**Aim of the task:** In the records that follow, locate every line with "Superscript" and extract it.

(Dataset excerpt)

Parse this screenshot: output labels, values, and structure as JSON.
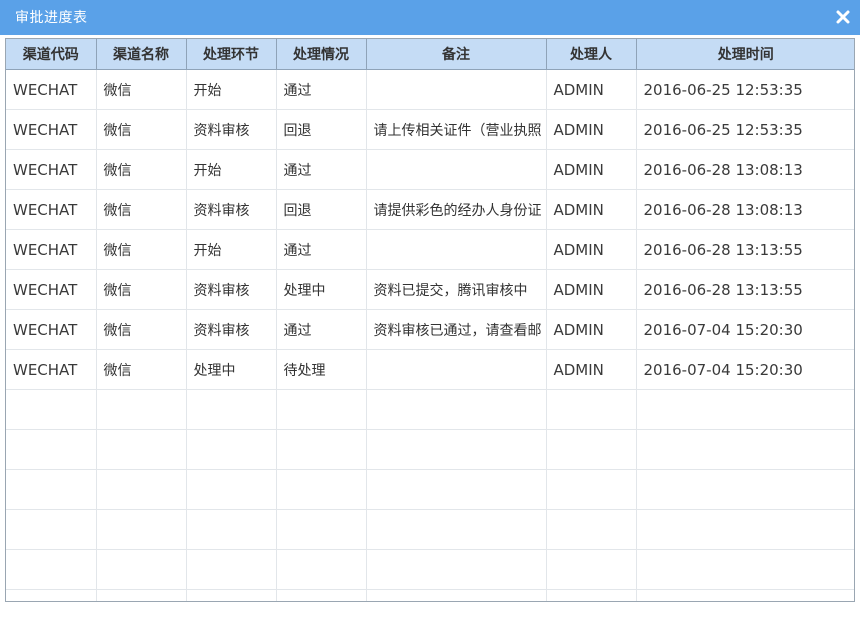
{
  "dialog": {
    "title": "审批进度表",
    "close_icon": "close-icon",
    "colors": {
      "titlebar": "#5aa1e8",
      "header_bg": "#c5dcf5"
    }
  },
  "table": {
    "columns": [
      "渠道代码",
      "渠道名称",
      "处理环节",
      "处理情况",
      "备注",
      "处理人",
      "处理时间"
    ],
    "rows": [
      [
        "WECHAT",
        "微信",
        "开始",
        "通过",
        "",
        "ADMIN",
        "2016-06-25 12:53:35"
      ],
      [
        "WECHAT",
        "微信",
        "资料审核",
        "回退",
        "请上传相关证件（营业执照",
        "ADMIN",
        "2016-06-25 12:53:35"
      ],
      [
        "WECHAT",
        "微信",
        "开始",
        "通过",
        "",
        "ADMIN",
        "2016-06-28 13:08:13"
      ],
      [
        "WECHAT",
        "微信",
        "资料审核",
        "回退",
        "请提供彩色的经办人身份证",
        "ADMIN",
        "2016-06-28 13:08:13"
      ],
      [
        "WECHAT",
        "微信",
        "开始",
        "通过",
        "",
        "ADMIN",
        "2016-06-28 13:13:55"
      ],
      [
        "WECHAT",
        "微信",
        "资料审核",
        "处理中",
        "资料已提交，腾讯审核中",
        "ADMIN",
        "2016-06-28 13:13:55"
      ],
      [
        "WECHAT",
        "微信",
        "资料审核",
        "通过",
        "资料审核已通过，请查看邮",
        "ADMIN",
        "2016-07-04 15:20:30"
      ],
      [
        "WECHAT",
        "微信",
        "处理中",
        "待处理",
        "",
        "ADMIN",
        "2016-07-04 15:20:30"
      ]
    ]
  }
}
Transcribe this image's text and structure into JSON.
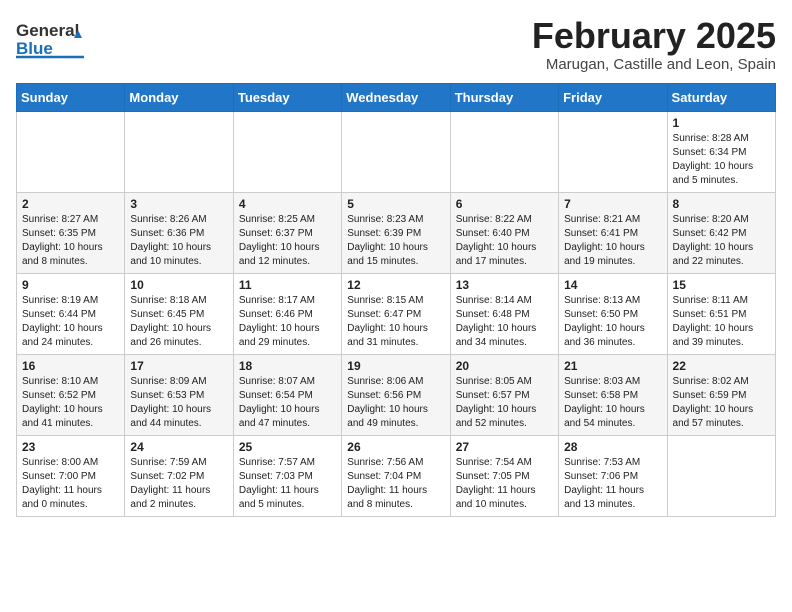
{
  "header": {
    "logo_general": "General",
    "logo_blue": "Blue",
    "month_title": "February 2025",
    "location": "Marugan, Castille and Leon, Spain"
  },
  "weekdays": [
    "Sunday",
    "Monday",
    "Tuesday",
    "Wednesday",
    "Thursday",
    "Friday",
    "Saturday"
  ],
  "weeks": [
    [
      {
        "day": "",
        "info": ""
      },
      {
        "day": "",
        "info": ""
      },
      {
        "day": "",
        "info": ""
      },
      {
        "day": "",
        "info": ""
      },
      {
        "day": "",
        "info": ""
      },
      {
        "day": "",
        "info": ""
      },
      {
        "day": "1",
        "info": "Sunrise: 8:28 AM\nSunset: 6:34 PM\nDaylight: 10 hours\nand 5 minutes."
      }
    ],
    [
      {
        "day": "2",
        "info": "Sunrise: 8:27 AM\nSunset: 6:35 PM\nDaylight: 10 hours\nand 8 minutes."
      },
      {
        "day": "3",
        "info": "Sunrise: 8:26 AM\nSunset: 6:36 PM\nDaylight: 10 hours\nand 10 minutes."
      },
      {
        "day": "4",
        "info": "Sunrise: 8:25 AM\nSunset: 6:37 PM\nDaylight: 10 hours\nand 12 minutes."
      },
      {
        "day": "5",
        "info": "Sunrise: 8:23 AM\nSunset: 6:39 PM\nDaylight: 10 hours\nand 15 minutes."
      },
      {
        "day": "6",
        "info": "Sunrise: 8:22 AM\nSunset: 6:40 PM\nDaylight: 10 hours\nand 17 minutes."
      },
      {
        "day": "7",
        "info": "Sunrise: 8:21 AM\nSunset: 6:41 PM\nDaylight: 10 hours\nand 19 minutes."
      },
      {
        "day": "8",
        "info": "Sunrise: 8:20 AM\nSunset: 6:42 PM\nDaylight: 10 hours\nand 22 minutes."
      }
    ],
    [
      {
        "day": "9",
        "info": "Sunrise: 8:19 AM\nSunset: 6:44 PM\nDaylight: 10 hours\nand 24 minutes."
      },
      {
        "day": "10",
        "info": "Sunrise: 8:18 AM\nSunset: 6:45 PM\nDaylight: 10 hours\nand 26 minutes."
      },
      {
        "day": "11",
        "info": "Sunrise: 8:17 AM\nSunset: 6:46 PM\nDaylight: 10 hours\nand 29 minutes."
      },
      {
        "day": "12",
        "info": "Sunrise: 8:15 AM\nSunset: 6:47 PM\nDaylight: 10 hours\nand 31 minutes."
      },
      {
        "day": "13",
        "info": "Sunrise: 8:14 AM\nSunset: 6:48 PM\nDaylight: 10 hours\nand 34 minutes."
      },
      {
        "day": "14",
        "info": "Sunrise: 8:13 AM\nSunset: 6:50 PM\nDaylight: 10 hours\nand 36 minutes."
      },
      {
        "day": "15",
        "info": "Sunrise: 8:11 AM\nSunset: 6:51 PM\nDaylight: 10 hours\nand 39 minutes."
      }
    ],
    [
      {
        "day": "16",
        "info": "Sunrise: 8:10 AM\nSunset: 6:52 PM\nDaylight: 10 hours\nand 41 minutes."
      },
      {
        "day": "17",
        "info": "Sunrise: 8:09 AM\nSunset: 6:53 PM\nDaylight: 10 hours\nand 44 minutes."
      },
      {
        "day": "18",
        "info": "Sunrise: 8:07 AM\nSunset: 6:54 PM\nDaylight: 10 hours\nand 47 minutes."
      },
      {
        "day": "19",
        "info": "Sunrise: 8:06 AM\nSunset: 6:56 PM\nDaylight: 10 hours\nand 49 minutes."
      },
      {
        "day": "20",
        "info": "Sunrise: 8:05 AM\nSunset: 6:57 PM\nDaylight: 10 hours\nand 52 minutes."
      },
      {
        "day": "21",
        "info": "Sunrise: 8:03 AM\nSunset: 6:58 PM\nDaylight: 10 hours\nand 54 minutes."
      },
      {
        "day": "22",
        "info": "Sunrise: 8:02 AM\nSunset: 6:59 PM\nDaylight: 10 hours\nand 57 minutes."
      }
    ],
    [
      {
        "day": "23",
        "info": "Sunrise: 8:00 AM\nSunset: 7:00 PM\nDaylight: 11 hours\nand 0 minutes."
      },
      {
        "day": "24",
        "info": "Sunrise: 7:59 AM\nSunset: 7:02 PM\nDaylight: 11 hours\nand 2 minutes."
      },
      {
        "day": "25",
        "info": "Sunrise: 7:57 AM\nSunset: 7:03 PM\nDaylight: 11 hours\nand 5 minutes."
      },
      {
        "day": "26",
        "info": "Sunrise: 7:56 AM\nSunset: 7:04 PM\nDaylight: 11 hours\nand 8 minutes."
      },
      {
        "day": "27",
        "info": "Sunrise: 7:54 AM\nSunset: 7:05 PM\nDaylight: 11 hours\nand 10 minutes."
      },
      {
        "day": "28",
        "info": "Sunrise: 7:53 AM\nSunset: 7:06 PM\nDaylight: 11 hours\nand 13 minutes."
      },
      {
        "day": "",
        "info": ""
      }
    ]
  ]
}
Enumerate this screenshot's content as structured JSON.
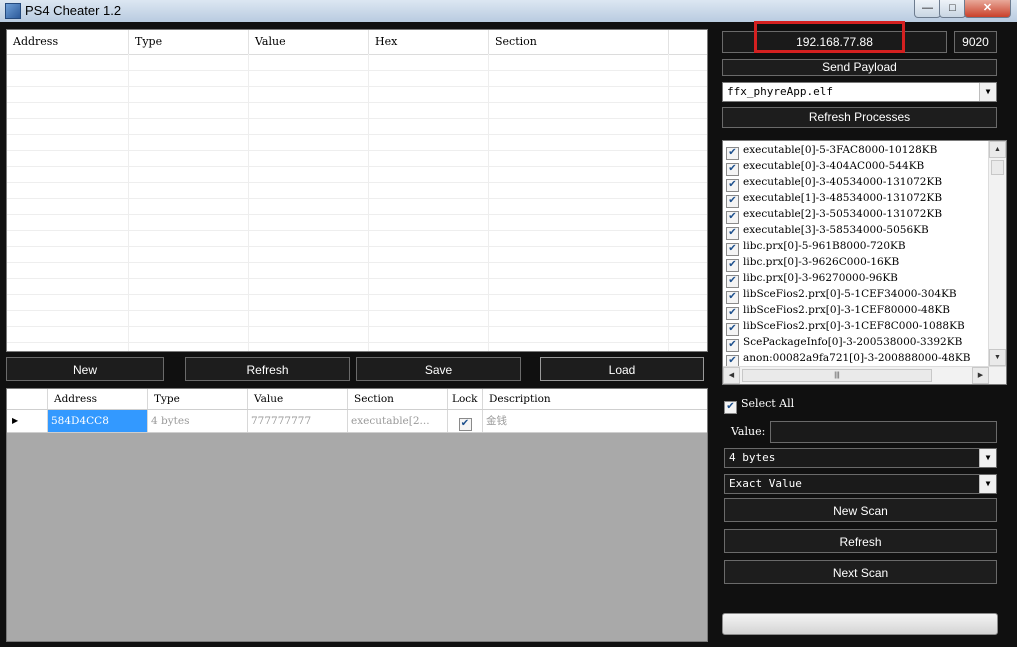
{
  "window": {
    "title": "PS4 Cheater 1.2",
    "minimize_glyph": "—",
    "maximize_glyph": "□",
    "close_glyph": "✕"
  },
  "connection": {
    "ip": "192.168.77.88",
    "port": "9020",
    "highlight_color": "#d42020"
  },
  "buttons": {
    "send_payload": "Send Payload",
    "refresh_processes": "Refresh Processes",
    "new": "New",
    "refresh": "Refresh",
    "save": "Save",
    "load": "Load",
    "new_scan": "New Scan",
    "scan_refresh": "Refresh",
    "next_scan": "Next Scan"
  },
  "process_combo": {
    "value": "ffx_phyreApp.elf"
  },
  "sections": [
    "executable[0]-5-3FAC8000-10128KB",
    "executable[0]-3-404AC000-544KB",
    "executable[0]-3-40534000-131072KB",
    "executable[1]-3-48534000-131072KB",
    "executable[2]-3-50534000-131072KB",
    "executable[3]-3-58534000-5056KB",
    "libc.prx[0]-5-961B8000-720KB",
    "libc.prx[0]-3-9626C000-16KB",
    "libc.prx[0]-3-96270000-96KB",
    "libSceFios2.prx[0]-5-1CEF34000-304KB",
    "libSceFios2.prx[0]-3-1CEF80000-48KB",
    "libSceFios2.prx[0]-3-1CEF8C000-1088KB",
    "ScePackageInfo[0]-3-200538000-3392KB",
    "anon:00082a9fa721[0]-3-200888000-48KB"
  ],
  "select_all": {
    "label": "Select All",
    "checked": true
  },
  "value_input": {
    "label": "Value:",
    "value": ""
  },
  "value_type": {
    "value": "4 bytes"
  },
  "scan_type": {
    "value": "Exact Value"
  },
  "result_table": {
    "columns": [
      "Address",
      "Type",
      "Value",
      "Hex",
      "Section"
    ]
  },
  "cheat_table": {
    "columns": [
      "Address",
      "Type",
      "Value",
      "Section",
      "Lock",
      "Description"
    ],
    "rows": [
      {
        "address": "584D4CC8",
        "type": "4 bytes",
        "value": "777777777",
        "section": "executable[2...",
        "lock": true,
        "description": "金钱"
      }
    ]
  },
  "progress": 0
}
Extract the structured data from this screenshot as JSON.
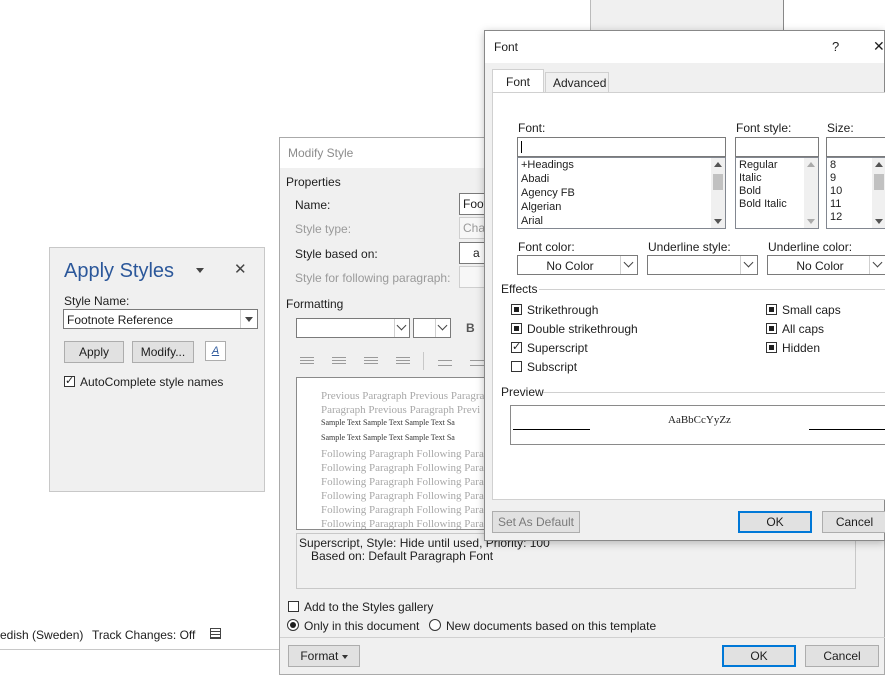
{
  "status_bar": {
    "language": "edish (Sweden)",
    "track_changes": "Track Changes: Off"
  },
  "apply_styles": {
    "title": "Apply Styles",
    "style_name_label": "Style Name:",
    "style_name_value": "Footnote Reference",
    "apply_button": "Apply",
    "modify_button": "Modify...",
    "autocomplete_label": "AutoComplete style names",
    "autocomplete_checked": true
  },
  "modify_style": {
    "title": "Modify Style",
    "properties_label": "Properties",
    "name_label": "Name:",
    "name_value": "Foot",
    "style_type_label": "Style type:",
    "style_type_value": "Cha",
    "based_on_label": "Style based on:",
    "based_on_value": "a",
    "following_label": "Style for following paragraph:",
    "formatting_label": "Formatting",
    "bold_label": "B",
    "preview_prev_1": "Previous Paragraph Previous Paragra",
    "preview_prev_2": "Paragraph Previous Paragraph Previ",
    "preview_sample_1": "Sample Text Sample Text Sample Text Sa",
    "preview_sample_2": "Sample Text Sample Text Sample Text Sa",
    "preview_following": [
      "Following Paragraph Following Para",
      "Following Paragraph Following Para",
      "Following Paragraph Following Para",
      "Following Paragraph Following Para",
      "Following Paragraph Following Para",
      "Following Paragraph Following Para"
    ],
    "description_line1": "Superscript, Style: Hide until used, Priority: 100",
    "description_line2": "Based on: Default Paragraph Font",
    "add_gallery_label": "Add to the Styles gallery",
    "only_doc_label": "Only in this document",
    "new_docs_label": "New documents based on this template",
    "format_button": "Format",
    "ok_button": "OK",
    "cancel_button": "Cancel"
  },
  "font_dialog": {
    "title": "Font",
    "help": "?",
    "close": "✕",
    "tab_font": "Font",
    "tab_advanced": "Advanced",
    "font_label": "Font:",
    "font_value": "",
    "font_list": [
      "+Headings",
      "Abadi",
      "Agency FB",
      "Algerian",
      "Arial"
    ],
    "style_label": "Font style:",
    "style_list": [
      "Regular",
      "Italic",
      "Bold",
      "Bold Italic"
    ],
    "size_label": "Size:",
    "size_list": [
      "8",
      "9",
      "10",
      "11",
      "12"
    ],
    "font_color_label": "Font color:",
    "font_color_value": "No Color",
    "underline_style_label": "Underline style:",
    "underline_color_label": "Underline color:",
    "underline_color_value": "No Color",
    "effects_label": "Effects",
    "effects_left": [
      {
        "label": "Strikethrough",
        "state": "mixed"
      },
      {
        "label": "Double strikethrough",
        "state": "mixed"
      },
      {
        "label": "Superscript",
        "state": "checked"
      },
      {
        "label": "Subscript",
        "state": "unchecked"
      }
    ],
    "effects_right": [
      {
        "label": "Small caps",
        "state": "mixed"
      },
      {
        "label": "All caps",
        "state": "mixed"
      },
      {
        "label": "Hidden",
        "state": "mixed"
      }
    ],
    "preview_label": "Preview",
    "preview_text": "AaBbCcYyZz",
    "set_default_button": "Set As Default",
    "ok_button": "OK",
    "cancel_button": "Cancel"
  }
}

**The answer:**
    "description_line1": "Superscript, Style: Hide until used, Priority: 100",
        "label": "Superscript",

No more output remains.